◆ Request ◆
Transcribe each record exactly. Include every one.

(Stored entries)
-- Begin --
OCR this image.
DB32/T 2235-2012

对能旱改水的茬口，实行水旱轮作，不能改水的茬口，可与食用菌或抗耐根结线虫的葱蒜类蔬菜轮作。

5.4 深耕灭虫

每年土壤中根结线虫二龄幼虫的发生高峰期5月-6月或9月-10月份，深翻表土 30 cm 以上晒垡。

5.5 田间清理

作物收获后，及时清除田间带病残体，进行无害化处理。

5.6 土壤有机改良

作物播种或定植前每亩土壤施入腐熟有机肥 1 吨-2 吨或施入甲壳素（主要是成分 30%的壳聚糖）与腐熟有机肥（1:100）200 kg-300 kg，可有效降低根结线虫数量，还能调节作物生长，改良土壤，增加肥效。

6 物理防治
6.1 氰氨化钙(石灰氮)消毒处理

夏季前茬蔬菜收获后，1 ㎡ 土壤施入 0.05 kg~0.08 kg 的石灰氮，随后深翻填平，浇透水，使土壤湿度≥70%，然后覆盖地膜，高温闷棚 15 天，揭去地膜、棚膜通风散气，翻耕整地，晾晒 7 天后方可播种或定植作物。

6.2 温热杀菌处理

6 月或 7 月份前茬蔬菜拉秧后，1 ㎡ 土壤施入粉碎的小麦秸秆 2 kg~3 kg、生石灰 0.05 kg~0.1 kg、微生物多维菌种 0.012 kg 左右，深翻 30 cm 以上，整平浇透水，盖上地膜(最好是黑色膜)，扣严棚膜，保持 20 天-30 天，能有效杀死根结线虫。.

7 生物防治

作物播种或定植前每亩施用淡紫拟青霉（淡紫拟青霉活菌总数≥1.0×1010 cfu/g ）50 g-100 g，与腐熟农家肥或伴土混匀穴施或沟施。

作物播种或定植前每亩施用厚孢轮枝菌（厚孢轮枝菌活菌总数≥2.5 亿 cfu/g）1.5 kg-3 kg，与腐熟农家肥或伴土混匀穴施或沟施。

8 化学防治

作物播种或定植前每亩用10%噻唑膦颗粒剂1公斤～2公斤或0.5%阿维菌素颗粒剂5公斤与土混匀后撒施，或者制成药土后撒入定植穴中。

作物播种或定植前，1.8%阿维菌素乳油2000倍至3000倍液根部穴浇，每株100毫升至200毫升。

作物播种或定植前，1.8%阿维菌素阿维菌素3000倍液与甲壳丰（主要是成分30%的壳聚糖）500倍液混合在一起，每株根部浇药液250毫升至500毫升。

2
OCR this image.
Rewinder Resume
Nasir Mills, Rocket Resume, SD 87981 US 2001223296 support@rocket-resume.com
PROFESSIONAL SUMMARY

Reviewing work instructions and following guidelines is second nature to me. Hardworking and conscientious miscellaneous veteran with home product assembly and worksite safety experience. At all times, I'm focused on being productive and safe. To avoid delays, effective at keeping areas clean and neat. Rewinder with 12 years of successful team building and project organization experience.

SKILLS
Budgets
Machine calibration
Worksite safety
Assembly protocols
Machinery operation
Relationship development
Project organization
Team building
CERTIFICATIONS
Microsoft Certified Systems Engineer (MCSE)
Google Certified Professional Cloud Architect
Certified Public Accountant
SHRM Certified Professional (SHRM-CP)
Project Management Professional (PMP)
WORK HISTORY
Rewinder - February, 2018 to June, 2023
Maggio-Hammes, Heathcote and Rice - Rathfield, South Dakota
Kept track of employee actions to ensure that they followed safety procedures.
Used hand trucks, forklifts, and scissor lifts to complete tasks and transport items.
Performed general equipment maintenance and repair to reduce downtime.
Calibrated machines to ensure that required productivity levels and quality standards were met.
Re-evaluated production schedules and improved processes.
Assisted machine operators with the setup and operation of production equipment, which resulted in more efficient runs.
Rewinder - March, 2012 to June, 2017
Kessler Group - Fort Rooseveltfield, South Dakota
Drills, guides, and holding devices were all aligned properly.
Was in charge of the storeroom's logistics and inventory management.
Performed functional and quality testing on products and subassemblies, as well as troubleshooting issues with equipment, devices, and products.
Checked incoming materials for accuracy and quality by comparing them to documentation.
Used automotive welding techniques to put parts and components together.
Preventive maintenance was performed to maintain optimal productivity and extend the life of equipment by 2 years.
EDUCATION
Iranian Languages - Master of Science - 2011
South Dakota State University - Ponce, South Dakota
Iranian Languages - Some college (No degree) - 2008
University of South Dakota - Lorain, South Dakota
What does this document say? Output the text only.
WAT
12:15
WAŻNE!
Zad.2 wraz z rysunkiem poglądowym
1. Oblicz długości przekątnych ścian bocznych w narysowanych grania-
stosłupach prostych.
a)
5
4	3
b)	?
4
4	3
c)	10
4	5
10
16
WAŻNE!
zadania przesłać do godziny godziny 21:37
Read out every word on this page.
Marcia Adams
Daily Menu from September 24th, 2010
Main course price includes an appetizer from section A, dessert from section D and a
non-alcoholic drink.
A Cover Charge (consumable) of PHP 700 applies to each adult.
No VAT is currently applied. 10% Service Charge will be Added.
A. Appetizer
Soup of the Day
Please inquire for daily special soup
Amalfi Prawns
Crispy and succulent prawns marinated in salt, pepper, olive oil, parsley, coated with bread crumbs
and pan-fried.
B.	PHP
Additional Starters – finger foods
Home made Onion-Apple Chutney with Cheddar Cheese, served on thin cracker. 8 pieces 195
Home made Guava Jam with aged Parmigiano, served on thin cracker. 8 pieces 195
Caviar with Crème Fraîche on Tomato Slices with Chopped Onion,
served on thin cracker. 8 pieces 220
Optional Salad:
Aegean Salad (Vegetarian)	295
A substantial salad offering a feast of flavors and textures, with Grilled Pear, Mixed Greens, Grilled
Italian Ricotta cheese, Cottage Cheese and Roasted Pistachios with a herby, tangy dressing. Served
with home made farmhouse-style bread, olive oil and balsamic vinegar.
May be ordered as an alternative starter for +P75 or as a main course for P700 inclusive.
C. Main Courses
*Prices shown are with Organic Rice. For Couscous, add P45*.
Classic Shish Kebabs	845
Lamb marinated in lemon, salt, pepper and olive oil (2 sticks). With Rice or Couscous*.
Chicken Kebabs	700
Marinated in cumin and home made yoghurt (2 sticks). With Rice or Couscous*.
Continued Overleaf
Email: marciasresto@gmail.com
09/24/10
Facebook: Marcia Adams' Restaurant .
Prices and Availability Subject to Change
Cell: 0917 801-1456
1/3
-- End --
◆ Answer to this task ◆
OCR this image.
DB32/T 2235-2012

对能旱改水的茬口，实行水旱轮作，不能改水的茬口，可与食用菌或抗耐根结线虫的葱蒜类蔬菜轮作。

5.4 深耕灭虫

每年土壤中根结线虫二龄幼虫的发生高峰期5月-6月或9月-10月份，深翻表土 30 cm 以上晒垡。

5.5 田间清理

作物收获后，及时清除田间带病残体，进行无害化处理。

5.6 土壤有机改良

作物播种或定植前每亩土壤施入腐熟有机肥 1 吨-2 吨或施入甲壳素（主要是成分 30%的壳聚糖）与腐熟有机肥（1:100）200 kg-300 kg，可有效降低根结线虫数量，还能调节作物生长，改良土壤，增加肥效。

6 物理防治
6.1 氰氨化钙(石灰氮)消毒处理

夏季前茬蔬菜收获后，1 ㎡ 土壤施入 0.05 kg~0.08 kg 的石灰氮，随后深翻填平，浇透水，使土壤湿度≥70%，然后覆盖地膜，高温闷棚 15 天，揭去地膜、棚膜通风散气，翻耕整地，晾晒 7 天后方可播种或定植作物。

6.2 温热杀菌处理

6 月或 7 月份前茬蔬菜拉秧后，1 ㎡ 土壤施入粉碎的小麦秸秆 2 kg~3 kg、生石灰 0.05 kg~0.1 kg、微生物多维菌种 0.012 kg 左右，深翻 30 cm 以上，整平浇透水，盖上地膜(最好是黑色膜)，扣严棚膜，保持 20 天-30 天，能有效杀死根结线虫。.

7 生物防治

作物播种或定植前每亩施用淡紫拟青霉（淡紫拟青霉活菌总数≥1.0×1010 cfu/g ）50 g-100 g，与腐熟农家肥或伴土混匀穴施或沟施。

作物播种或定植前每亩施用厚孢轮枝菌（厚孢轮枝菌活菌总数≥2.5 亿 cfu/g）1.5 kg-3 kg，与腐熟农家肥或伴土混匀穴施或沟施。

8 化学防治

作物播种或定植前每亩用10%噻唑膦颗粒剂1公斤～2公斤或0.5%阿维菌素颗粒剂5公斤与土混匀后撒施，或者制成药土后撒入定植穴中。

作物播种或定植前，1.8%阿维菌素乳油2000倍至3000倍液根部穴浇，每株100毫升至200毫升。

作物播种或定植前，1.8%阿维菌素阿维菌素3000倍液与甲壳丰（主要是成分30%的壳聚糖）500倍液混合在一起，每株根部浇药液250毫升至500毫升。

2
OCR this image.
Rewinder Resume
Nasir Mills, Rocket Resume, SD 87981 US 2001223296 support@rocket-resume.com
PROFESSIONAL SUMMARY

Reviewing work instructions and following guidelines is second nature to me. Hardworking and conscientious miscellaneous veteran with home product assembly and worksite safety experience. At all times, I'm focused on being productive and safe. To avoid delays, effective at keeping areas clean and neat. Rewinder with 12 years of successful team building and project organization experience.

SKILLS
Budgets
Machine calibration
Worksite safety
Assembly protocols
Machinery operation
Relationship development
Project organization
Team building
CERTIFICATIONS
Microsoft Certified Systems Engineer (MCSE)
Google Certified Professional Cloud Architect
Certified Public Accountant
SHRM Certified Professional (SHRM-CP)
Project Management Professional (PMP)
WORK HISTORY
Rewinder - February, 2018 to June, 2023
Maggio-Hammes, Heathcote and Rice - Rathfield, South Dakota
Kept track of employee actions to ensure that they followed safety procedures.
Used hand trucks, forklifts, and scissor lifts to complete tasks and transport items.
Performed general equipment maintenance and repair to reduce downtime.
Calibrated machines to ensure that required productivity levels and quality standards were met.
Re-evaluated production schedules and improved processes.
Assisted machine operators with the setup and operation of production equipment, which resulted in more efficient runs.
Rewinder - March, 2012 to June, 2017
Kessler Group - Fort Rooseveltfield, South Dakota
Drills, guides, and holding devices were all aligned properly.
Was in charge of the storeroom's logistics and inventory management.
Performed functional and quality testing on products and subassemblies, as well as troubleshooting issues with equipment, devices, and products.
Checked incoming materials for accuracy and quality by comparing them to documentation.
Used automotive welding techniques to put parts and components together.
Preventive maintenance was performed to maintain optimal productivity and extend the life of equipment by 2 years.
EDUCATION
Iranian Languages - Master of Science - 2011
South Dakota State University - Ponce, South Dakota
Iranian Languages - Some college (No degree) - 2008
University of South Dakota - Lorain, South Dakota
What does this document say? Output the text only.
WAT
12:15
WAŻNE!
Zad.2 wraz z rysunkiem poglądowym
1. Oblicz długości przekątnych ścian bocznych w narysowanych grania-
stosłupach prostych.
a)
5
4	3
b)	?
4
4	3
c)	10
4	5
10
16
WAŻNE!
zadania przesłać do godziny godziny 21:37
Read out every word on this page.
Marcia Adams
Daily Menu from September 24th, 2010
Main course price includes an appetizer from section A, dessert from section D and a
non-alcoholic drink.
A Cover Charge (consumable) of PHP 700 applies to each adult.
No VAT is currently applied. 10% Service Charge will be Added.
A. Appetizer
Soup of the Day
Please inquire for daily special soup
Amalfi Prawns
Crispy and succulent prawns marinated in salt, pepper, olive oil, parsley, coated with bread crumbs
and pan-fried.
B.	PHP
Additional Starters – finger foods
Home made Onion-Apple Chutney with Cheddar Cheese, served on thin cracker. 8 pieces 195
Home made Guava Jam with aged Parmigiano, served on thin cracker. 8 pieces 195
Caviar with Crème Fraîche on Tomato Slices with Chopped Onion,
served on thin cracker. 8 pieces 220
Optional Salad:
Aegean Salad (Vegetarian)	295
A substantial salad offering a feast of flavors and textures, with Grilled Pear, Mixed Greens, Grilled
Italian Ricotta cheese, Cottage Cheese and Roasted Pistachios with a herby, tangy dressing. Served
with home made farmhouse-style bread, olive oil and balsamic vinegar.
May be ordered as an alternative starter for +P75 or as a main course for P700 inclusive.
C. Main Courses
*Prices shown are with Organic Rice. For Couscous, add P45*.
Classic Shish Kebabs	845
Lamb marinated in lemon, salt, pepper and olive oil (2 sticks). With Rice or Couscous*.
Chicken Kebabs	700
Marinated in cumin and home made yoghurt (2 sticks). With Rice or Couscous*.
Continued Overleaf
Email: marciasresto@gmail.com
09/24/10
Facebook: Marcia Adams' Restaurant .
Prices and Availability Subject to Change
Cell: 0917 801-1456
1/3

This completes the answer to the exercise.